INSTRUCTIONS TO FOLLOW ▸
Below are some entries. Output each one exactly as it appears.

:::

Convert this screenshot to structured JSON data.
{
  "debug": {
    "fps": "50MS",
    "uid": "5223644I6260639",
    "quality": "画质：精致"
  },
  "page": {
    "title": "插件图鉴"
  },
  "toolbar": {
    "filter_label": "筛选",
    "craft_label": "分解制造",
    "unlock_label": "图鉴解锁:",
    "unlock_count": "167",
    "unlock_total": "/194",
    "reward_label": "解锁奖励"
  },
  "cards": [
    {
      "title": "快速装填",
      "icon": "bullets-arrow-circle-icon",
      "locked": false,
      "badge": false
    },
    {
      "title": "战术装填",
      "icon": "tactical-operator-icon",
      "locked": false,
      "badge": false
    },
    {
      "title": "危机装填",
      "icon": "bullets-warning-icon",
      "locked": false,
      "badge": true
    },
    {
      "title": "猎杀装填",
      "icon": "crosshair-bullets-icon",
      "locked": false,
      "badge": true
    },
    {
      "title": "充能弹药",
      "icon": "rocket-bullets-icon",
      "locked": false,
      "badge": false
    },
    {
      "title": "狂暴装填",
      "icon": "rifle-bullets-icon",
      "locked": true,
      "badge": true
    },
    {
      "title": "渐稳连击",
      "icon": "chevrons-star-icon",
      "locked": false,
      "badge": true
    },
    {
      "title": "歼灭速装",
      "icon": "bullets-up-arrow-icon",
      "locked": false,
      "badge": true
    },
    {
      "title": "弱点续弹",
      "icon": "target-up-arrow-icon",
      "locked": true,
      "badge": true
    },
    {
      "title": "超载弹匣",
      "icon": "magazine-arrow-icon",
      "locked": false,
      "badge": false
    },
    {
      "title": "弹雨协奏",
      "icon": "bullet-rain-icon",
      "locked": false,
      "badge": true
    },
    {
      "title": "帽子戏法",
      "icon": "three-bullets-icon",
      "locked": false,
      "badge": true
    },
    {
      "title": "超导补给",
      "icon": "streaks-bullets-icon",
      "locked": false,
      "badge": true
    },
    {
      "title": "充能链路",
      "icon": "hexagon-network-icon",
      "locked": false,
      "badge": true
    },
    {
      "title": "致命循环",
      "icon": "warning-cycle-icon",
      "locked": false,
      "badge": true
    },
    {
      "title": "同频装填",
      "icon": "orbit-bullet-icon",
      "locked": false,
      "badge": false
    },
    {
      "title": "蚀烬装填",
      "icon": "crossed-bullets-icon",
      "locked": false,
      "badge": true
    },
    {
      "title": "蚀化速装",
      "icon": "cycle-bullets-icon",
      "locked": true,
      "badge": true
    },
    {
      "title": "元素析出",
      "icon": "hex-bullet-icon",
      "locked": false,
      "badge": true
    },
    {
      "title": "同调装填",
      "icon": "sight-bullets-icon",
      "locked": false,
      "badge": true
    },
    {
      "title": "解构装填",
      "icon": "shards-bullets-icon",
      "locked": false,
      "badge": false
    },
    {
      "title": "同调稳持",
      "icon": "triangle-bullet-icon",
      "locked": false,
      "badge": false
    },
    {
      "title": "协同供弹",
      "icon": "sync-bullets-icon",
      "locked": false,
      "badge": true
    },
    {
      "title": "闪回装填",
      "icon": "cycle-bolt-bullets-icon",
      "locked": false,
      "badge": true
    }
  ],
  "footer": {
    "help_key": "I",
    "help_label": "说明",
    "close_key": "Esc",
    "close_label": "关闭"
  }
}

:::

ANSWER BELOW ▸
Convert this screenshot to structured JSON data.
{
  "debug": {
    "fps": "50MS",
    "uid": "5223644I6260639",
    "quality": "画质：精致"
  },
  "page": {
    "title": "插件图鉴"
  },
  "toolbar": {
    "filter_label": "筛选",
    "craft_label": "分解制造",
    "unlock_label": "图鉴解锁:",
    "unlock_count": "167",
    "unlock_total": "/194",
    "reward_label": "解锁奖励"
  },
  "cards": [
    {
      "title": "快速装填",
      "icon": "bullets-arrow-circle-icon",
      "locked": false,
      "badge": false
    },
    {
      "title": "战术装填",
      "icon": "tactical-operator-icon",
      "locked": false,
      "badge": false
    },
    {
      "title": "危机装填",
      "icon": "bullets-warning-icon",
      "locked": false,
      "badge": true
    },
    {
      "title": "猎杀装填",
      "icon": "crosshair-bullets-icon",
      "locked": false,
      "badge": true
    },
    {
      "title": "充能弹药",
      "icon": "rocket-bullets-icon",
      "locked": false,
      "badge": false
    },
    {
      "title": "狂暴装填",
      "icon": "rifle-bullets-icon",
      "locked": true,
      "badge": true
    },
    {
      "title": "渐稳连击",
      "icon": "chevrons-star-icon",
      "locked": false,
      "badge": true
    },
    {
      "title": "歼灭速装",
      "icon": "bullets-up-arrow-icon",
      "locked": false,
      "badge": true
    },
    {
      "title": "弱点续弹",
      "icon": "target-up-arrow-icon",
      "locked": true,
      "badge": true
    },
    {
      "title": "超载弹匣",
      "icon": "magazine-arrow-icon",
      "locked": false,
      "badge": false
    },
    {
      "title": "弹雨协奏",
      "icon": "bullet-rain-icon",
      "locked": false,
      "badge": true
    },
    {
      "title": "帽子戏法",
      "icon": "three-bullets-icon",
      "locked": false,
      "badge": true
    },
    {
      "title": "超导补给",
      "icon": "streaks-bullets-icon",
      "locked": false,
      "badge": true
    },
    {
      "title": "充能链路",
      "icon": "hexagon-network-icon",
      "locked": false,
      "badge": true
    },
    {
      "title": "致命循环",
      "icon": "warning-cycle-icon",
      "locked": false,
      "badge": true
    },
    {
      "title": "同频装填",
      "icon": "orbit-bullet-icon",
      "locked": false,
      "badge": false
    },
    {
      "title": "蚀烬装填",
      "icon": "crossed-bullets-icon",
      "locked": false,
      "badge": true
    },
    {
      "title": "蚀化速装",
      "icon": "cycle-bullets-icon",
      "locked": true,
      "badge": true
    },
    {
      "title": "元素析出",
      "icon": "hex-bullet-icon",
      "locked": false,
      "badge": true
    },
    {
      "title": "同调装填",
      "icon": "sight-bullets-icon",
      "locked": false,
      "badge": true
    },
    {
      "title": "解构装填",
      "icon": "shards-bullets-icon",
      "locked": false,
      "badge": false
    },
    {
      "title": "同调稳持",
      "icon": "triangle-bullet-icon",
      "locked": false,
      "badge": false
    },
    {
      "title": "协同供弹",
      "icon": "sync-bullets-icon",
      "locked": false,
      "badge": true
    },
    {
      "title": "闪回装填",
      "icon": "cycle-bolt-bullets-icon",
      "locked": false,
      "badge": true
    }
  ],
  "footer": {
    "help_key": "I",
    "help_label": "说明",
    "close_key": "Esc",
    "close_label": "关闭"
  }
}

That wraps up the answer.